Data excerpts
========================

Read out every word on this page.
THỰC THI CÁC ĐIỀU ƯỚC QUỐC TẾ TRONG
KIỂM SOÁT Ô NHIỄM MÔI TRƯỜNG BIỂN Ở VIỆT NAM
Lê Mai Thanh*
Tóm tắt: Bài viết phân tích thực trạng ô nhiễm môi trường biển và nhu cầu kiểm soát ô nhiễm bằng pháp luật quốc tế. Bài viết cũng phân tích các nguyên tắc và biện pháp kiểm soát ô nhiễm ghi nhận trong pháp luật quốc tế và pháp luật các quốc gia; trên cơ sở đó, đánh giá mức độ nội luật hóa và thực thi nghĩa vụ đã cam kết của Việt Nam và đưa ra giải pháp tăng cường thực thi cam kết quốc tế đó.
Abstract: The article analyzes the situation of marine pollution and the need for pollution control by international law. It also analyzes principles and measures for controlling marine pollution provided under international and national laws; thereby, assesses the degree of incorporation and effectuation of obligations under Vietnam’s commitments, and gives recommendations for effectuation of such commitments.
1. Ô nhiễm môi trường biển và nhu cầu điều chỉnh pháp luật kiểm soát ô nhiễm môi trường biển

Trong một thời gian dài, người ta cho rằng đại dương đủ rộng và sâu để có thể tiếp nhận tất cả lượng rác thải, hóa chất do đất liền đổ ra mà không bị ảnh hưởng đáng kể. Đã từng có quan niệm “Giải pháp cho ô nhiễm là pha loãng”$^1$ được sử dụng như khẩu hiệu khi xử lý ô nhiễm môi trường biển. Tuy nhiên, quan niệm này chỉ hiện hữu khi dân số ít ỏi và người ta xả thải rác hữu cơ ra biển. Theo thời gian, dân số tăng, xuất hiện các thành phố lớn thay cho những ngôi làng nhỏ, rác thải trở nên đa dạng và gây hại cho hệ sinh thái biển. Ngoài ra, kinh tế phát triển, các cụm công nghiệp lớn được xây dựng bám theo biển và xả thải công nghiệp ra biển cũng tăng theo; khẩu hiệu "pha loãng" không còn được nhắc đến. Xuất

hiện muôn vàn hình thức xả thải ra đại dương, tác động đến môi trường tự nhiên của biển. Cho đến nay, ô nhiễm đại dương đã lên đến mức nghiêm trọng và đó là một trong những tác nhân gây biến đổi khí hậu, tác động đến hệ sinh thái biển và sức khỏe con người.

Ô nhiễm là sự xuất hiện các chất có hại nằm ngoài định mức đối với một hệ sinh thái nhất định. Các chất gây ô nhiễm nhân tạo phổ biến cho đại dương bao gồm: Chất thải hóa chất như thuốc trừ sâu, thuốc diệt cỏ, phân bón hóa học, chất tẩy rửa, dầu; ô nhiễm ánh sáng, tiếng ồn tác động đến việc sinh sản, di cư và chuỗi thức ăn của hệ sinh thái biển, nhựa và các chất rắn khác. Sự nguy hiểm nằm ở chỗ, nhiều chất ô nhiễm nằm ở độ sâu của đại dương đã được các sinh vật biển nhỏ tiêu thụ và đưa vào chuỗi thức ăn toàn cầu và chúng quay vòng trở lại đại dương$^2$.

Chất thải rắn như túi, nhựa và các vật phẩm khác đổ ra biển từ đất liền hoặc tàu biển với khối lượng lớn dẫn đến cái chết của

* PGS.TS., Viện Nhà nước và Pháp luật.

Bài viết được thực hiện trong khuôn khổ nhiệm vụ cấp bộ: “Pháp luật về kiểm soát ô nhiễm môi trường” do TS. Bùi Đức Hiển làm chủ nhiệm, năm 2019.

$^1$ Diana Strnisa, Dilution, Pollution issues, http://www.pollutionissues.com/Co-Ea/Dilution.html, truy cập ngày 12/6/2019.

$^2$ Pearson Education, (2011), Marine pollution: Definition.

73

========================

- PROBLEM TO WORK ON: Copy out each record from above, exactly.

- FULL RESPONSE:
Read out every word on this page.
THỰC THI CÁC ĐIỀU ƯỚC QUỐC TẾ TRONG
KIỂM SOÁT Ô NHIỄM MÔI TRƯỜNG BIỂN Ở VIỆT NAM
Lê Mai Thanh*
Tóm tắt: Bài viết phân tích thực trạng ô nhiễm môi trường biển và nhu cầu kiểm soát ô nhiễm bằng pháp luật quốc tế. Bài viết cũng phân tích các nguyên tắc và biện pháp kiểm soát ô nhiễm ghi nhận trong pháp luật quốc tế và pháp luật các quốc gia; trên cơ sở đó, đánh giá mức độ nội luật hóa và thực thi nghĩa vụ đã cam kết của Việt Nam và đưa ra giải pháp tăng cường thực thi cam kết quốc tế đó.
Abstract: The article analyzes the situation of marine pollution and the need for pollution control by international law. It also analyzes principles and measures for controlling marine pollution provided under international and national laws; thereby, assesses the degree of incorporation and effectuation of obligations under Vietnam’s commitments, and gives recommendations for effectuation of such commitments.
1. Ô nhiễm môi trường biển và nhu cầu điều chỉnh pháp luật kiểm soát ô nhiễm môi trường biển

Trong một thời gian dài, người ta cho rằng đại dương đủ rộng và sâu để có thể tiếp nhận tất cả lượng rác thải, hóa chất do đất liền đổ ra mà không bị ảnh hưởng đáng kể. Đã từng có quan niệm “Giải pháp cho ô nhiễm là pha loãng”$^1$ được sử dụng như khẩu hiệu khi xử lý ô nhiễm môi trường biển. Tuy nhiên, quan niệm này chỉ hiện hữu khi dân số ít ỏi và người ta xả thải rác hữu cơ ra biển. Theo thời gian, dân số tăng, xuất hiện các thành phố lớn thay cho những ngôi làng nhỏ, rác thải trở nên đa dạng và gây hại cho hệ sinh thái biển. Ngoài ra, kinh tế phát triển, các cụm công nghiệp lớn được xây dựng bám theo biển và xả thải công nghiệp ra biển cũng tăng theo; khẩu hiệu "pha loãng" không còn được nhắc đến. Xuất

hiện muôn vàn hình thức xả thải ra đại dương, tác động đến môi trường tự nhiên của biển. Cho đến nay, ô nhiễm đại dương đã lên đến mức nghiêm trọng và đó là một trong những tác nhân gây biến đổi khí hậu, tác động đến hệ sinh thái biển và sức khỏe con người.

Ô nhiễm là sự xuất hiện các chất có hại nằm ngoài định mức đối với một hệ sinh thái nhất định. Các chất gây ô nhiễm nhân tạo phổ biến cho đại dương bao gồm: Chất thải hóa chất như thuốc trừ sâu, thuốc diệt cỏ, phân bón hóa học, chất tẩy rửa, dầu; ô nhiễm ánh sáng, tiếng ồn tác động đến việc sinh sản, di cư và chuỗi thức ăn của hệ sinh thái biển, nhựa và các chất rắn khác. Sự nguy hiểm nằm ở chỗ, nhiều chất ô nhiễm nằm ở độ sâu của đại dương đã được các sinh vật biển nhỏ tiêu thụ và đưa vào chuỗi thức ăn toàn cầu và chúng quay vòng trở lại đại dương$^2$.

Chất thải rắn như túi, nhựa và các vật phẩm khác đổ ra biển từ đất liền hoặc tàu biển với khối lượng lớn dẫn đến cái chết của

* PGS.TS., Viện Nhà nước và Pháp luật.

Bài viết được thực hiện trong khuôn khổ nhiệm vụ cấp bộ: “Pháp luật về kiểm soát ô nhiễm môi trường” do TS. Bùi Đức Hiển làm chủ nhiệm, năm 2019.

$^1$ Diana Strnisa, Dilution, Pollution issues, http://www.pollutionissues.com/Co-Ea/Dilution.html, truy cập ngày 12/6/2019.

$^2$ Pearson Education, (2011), Marine pollution: Definition.

73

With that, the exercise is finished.